- [Objective]: Skip the pictures and repeat each line of the data exactly.

Stored data

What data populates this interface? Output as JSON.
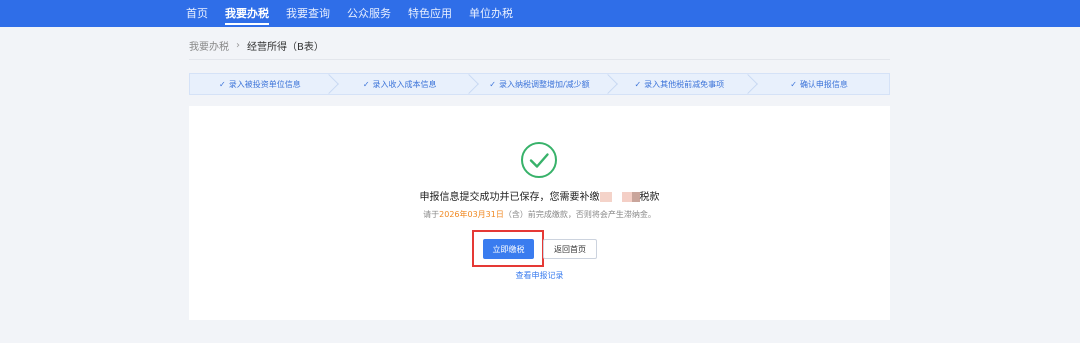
{
  "nav": {
    "items": [
      "首页",
      "我要办税",
      "我要查询",
      "公众服务",
      "特色应用",
      "单位办税"
    ],
    "active_index": 1
  },
  "breadcrumb": {
    "parent": "我要办税",
    "separator": "›",
    "current": "经营所得（B表）"
  },
  "steps": [
    {
      "label": "录入被投资单位信息",
      "status": "done"
    },
    {
      "label": "录入收入成本信息",
      "status": "done"
    },
    {
      "label": "录入纳税调整增加/减少额",
      "status": "done"
    },
    {
      "label": "录入其他税前减免事项",
      "status": "done"
    },
    {
      "label": "确认申报信息",
      "status": "done"
    }
  ],
  "result": {
    "icon": "success-check-icon",
    "message_prefix": "申报信息提交成功并已保存，您需要补缴",
    "message_suffix": "税款",
    "notice_prefix": "请于",
    "deadline": "2026年03月31日",
    "notice_suffix": "（含）前完成缴款，否则将会产生滞纳金。",
    "pay_button": "立即缴税",
    "home_button": "返回首页",
    "records_link": "查看申报记录"
  },
  "colors": {
    "primary": "#2f6ee8",
    "success": "#38b26a",
    "warning": "#f08a24",
    "highlight": "#e53935"
  }
}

- [Written answer]:
What data populates this interface? Output as JSON.
{
  "nav": {
    "items": [
      "首页",
      "我要办税",
      "我要查询",
      "公众服务",
      "特色应用",
      "单位办税"
    ],
    "active_index": 1
  },
  "breadcrumb": {
    "parent": "我要办税",
    "separator": "›",
    "current": "经营所得（B表）"
  },
  "steps": [
    {
      "label": "录入被投资单位信息",
      "status": "done"
    },
    {
      "label": "录入收入成本信息",
      "status": "done"
    },
    {
      "label": "录入纳税调整增加/减少额",
      "status": "done"
    },
    {
      "label": "录入其他税前减免事项",
      "status": "done"
    },
    {
      "label": "确认申报信息",
      "status": "done"
    }
  ],
  "result": {
    "icon": "success-check-icon",
    "message_prefix": "申报信息提交成功并已保存，您需要补缴",
    "message_suffix": "税款",
    "notice_prefix": "请于",
    "deadline": "2026年03月31日",
    "notice_suffix": "（含）前完成缴款，否则将会产生滞纳金。",
    "pay_button": "立即缴税",
    "home_button": "返回首页",
    "records_link": "查看申报记录"
  },
  "colors": {
    "primary": "#2f6ee8",
    "success": "#38b26a",
    "warning": "#f08a24",
    "highlight": "#e53935"
  }
}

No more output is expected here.